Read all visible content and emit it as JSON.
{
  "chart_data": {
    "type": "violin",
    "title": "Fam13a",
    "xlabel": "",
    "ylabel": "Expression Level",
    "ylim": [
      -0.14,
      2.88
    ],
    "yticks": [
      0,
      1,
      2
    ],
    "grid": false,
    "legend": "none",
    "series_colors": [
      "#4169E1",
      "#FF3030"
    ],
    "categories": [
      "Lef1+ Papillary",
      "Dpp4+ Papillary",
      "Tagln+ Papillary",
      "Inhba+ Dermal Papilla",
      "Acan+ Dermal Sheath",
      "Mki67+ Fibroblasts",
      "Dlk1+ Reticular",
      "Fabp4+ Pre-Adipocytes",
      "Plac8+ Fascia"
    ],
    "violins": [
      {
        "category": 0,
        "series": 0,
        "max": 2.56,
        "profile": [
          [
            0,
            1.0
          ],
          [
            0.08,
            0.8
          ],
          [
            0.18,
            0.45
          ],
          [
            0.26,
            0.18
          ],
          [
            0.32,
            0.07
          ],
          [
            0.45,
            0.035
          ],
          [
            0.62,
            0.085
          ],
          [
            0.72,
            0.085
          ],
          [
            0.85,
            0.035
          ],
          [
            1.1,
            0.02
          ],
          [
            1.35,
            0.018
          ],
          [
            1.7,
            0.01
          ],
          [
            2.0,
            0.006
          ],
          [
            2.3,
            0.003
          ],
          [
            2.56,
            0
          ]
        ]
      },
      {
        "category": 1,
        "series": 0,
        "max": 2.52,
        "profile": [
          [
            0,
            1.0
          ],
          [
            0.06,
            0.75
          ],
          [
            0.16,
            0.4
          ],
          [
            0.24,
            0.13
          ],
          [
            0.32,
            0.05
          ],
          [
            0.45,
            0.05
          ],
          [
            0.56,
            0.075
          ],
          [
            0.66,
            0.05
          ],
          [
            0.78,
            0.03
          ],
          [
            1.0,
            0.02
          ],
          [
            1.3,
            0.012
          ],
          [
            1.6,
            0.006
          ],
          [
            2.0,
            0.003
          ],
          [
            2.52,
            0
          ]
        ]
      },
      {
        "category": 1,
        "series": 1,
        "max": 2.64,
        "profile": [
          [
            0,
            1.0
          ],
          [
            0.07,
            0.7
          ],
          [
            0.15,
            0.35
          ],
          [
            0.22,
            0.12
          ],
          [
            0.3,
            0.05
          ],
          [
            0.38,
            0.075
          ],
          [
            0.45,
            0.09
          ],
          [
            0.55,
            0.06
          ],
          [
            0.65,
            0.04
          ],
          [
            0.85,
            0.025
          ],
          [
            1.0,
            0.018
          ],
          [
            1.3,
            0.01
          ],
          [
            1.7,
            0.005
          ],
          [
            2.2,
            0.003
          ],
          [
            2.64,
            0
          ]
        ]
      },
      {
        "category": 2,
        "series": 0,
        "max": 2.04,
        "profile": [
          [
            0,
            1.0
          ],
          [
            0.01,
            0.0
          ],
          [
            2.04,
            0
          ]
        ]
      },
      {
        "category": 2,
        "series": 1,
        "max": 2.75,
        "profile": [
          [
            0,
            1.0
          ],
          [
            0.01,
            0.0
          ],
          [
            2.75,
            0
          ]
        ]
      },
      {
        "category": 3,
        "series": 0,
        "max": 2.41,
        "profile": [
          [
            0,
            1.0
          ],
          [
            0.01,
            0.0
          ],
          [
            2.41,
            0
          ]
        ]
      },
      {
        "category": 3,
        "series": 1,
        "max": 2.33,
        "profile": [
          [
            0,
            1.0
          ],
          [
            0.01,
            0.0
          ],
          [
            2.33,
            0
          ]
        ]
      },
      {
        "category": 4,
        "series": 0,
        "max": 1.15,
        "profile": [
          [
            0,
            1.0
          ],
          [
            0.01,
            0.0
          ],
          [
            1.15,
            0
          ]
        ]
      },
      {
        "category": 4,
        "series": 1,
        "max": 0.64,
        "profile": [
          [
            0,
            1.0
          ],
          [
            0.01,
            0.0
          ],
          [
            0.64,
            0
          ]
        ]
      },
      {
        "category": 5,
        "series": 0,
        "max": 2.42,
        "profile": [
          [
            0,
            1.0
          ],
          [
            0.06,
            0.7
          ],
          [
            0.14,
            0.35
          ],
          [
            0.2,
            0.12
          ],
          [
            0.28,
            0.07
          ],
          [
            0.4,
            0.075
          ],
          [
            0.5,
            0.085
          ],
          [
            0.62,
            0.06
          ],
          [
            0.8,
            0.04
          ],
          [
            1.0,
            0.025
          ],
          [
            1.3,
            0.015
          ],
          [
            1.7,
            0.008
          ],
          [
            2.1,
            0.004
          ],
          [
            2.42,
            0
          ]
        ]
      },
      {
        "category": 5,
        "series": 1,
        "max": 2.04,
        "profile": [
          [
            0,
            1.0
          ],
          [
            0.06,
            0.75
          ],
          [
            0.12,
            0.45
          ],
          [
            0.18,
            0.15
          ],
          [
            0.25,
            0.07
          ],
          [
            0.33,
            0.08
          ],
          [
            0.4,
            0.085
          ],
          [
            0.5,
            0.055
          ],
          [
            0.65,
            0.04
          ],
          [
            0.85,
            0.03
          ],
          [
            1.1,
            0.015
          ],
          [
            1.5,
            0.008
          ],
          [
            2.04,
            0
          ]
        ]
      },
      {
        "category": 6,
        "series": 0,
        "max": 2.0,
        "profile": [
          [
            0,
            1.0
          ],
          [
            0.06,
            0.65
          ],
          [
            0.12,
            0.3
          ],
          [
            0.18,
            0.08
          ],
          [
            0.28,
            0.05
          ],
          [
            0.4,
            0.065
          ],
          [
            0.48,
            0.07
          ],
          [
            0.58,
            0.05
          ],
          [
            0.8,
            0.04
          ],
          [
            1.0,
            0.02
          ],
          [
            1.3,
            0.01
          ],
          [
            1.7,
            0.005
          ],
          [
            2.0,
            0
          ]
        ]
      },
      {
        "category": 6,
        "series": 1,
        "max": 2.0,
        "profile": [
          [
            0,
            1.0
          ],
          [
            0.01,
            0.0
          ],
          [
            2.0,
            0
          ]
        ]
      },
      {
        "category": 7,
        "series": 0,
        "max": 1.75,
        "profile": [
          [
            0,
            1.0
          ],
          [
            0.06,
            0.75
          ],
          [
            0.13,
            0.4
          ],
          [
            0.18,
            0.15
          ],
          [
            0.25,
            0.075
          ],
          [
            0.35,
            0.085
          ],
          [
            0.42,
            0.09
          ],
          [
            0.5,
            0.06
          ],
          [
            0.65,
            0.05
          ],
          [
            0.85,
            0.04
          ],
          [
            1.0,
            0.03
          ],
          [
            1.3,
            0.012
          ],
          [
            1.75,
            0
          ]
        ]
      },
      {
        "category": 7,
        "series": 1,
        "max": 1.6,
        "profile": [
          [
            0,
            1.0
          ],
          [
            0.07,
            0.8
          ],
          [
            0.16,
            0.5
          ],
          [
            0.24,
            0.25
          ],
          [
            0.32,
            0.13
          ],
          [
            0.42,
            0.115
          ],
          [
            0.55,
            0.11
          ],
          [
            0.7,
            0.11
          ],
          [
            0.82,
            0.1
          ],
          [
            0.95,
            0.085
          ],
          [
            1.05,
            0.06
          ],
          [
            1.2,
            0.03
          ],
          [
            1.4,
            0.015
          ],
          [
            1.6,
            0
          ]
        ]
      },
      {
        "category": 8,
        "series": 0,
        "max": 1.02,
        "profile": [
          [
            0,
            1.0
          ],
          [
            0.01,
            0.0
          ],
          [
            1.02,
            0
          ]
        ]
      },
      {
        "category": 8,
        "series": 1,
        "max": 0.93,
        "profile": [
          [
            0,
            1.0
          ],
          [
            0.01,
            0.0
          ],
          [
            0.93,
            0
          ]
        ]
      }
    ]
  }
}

_Brief_
Extract lines where the string "Papillary" occurs.

_Expected output_
      "Lef1+ Papillary",
      "Dpp4+ Papillary",
      "Tagln+ Papillary",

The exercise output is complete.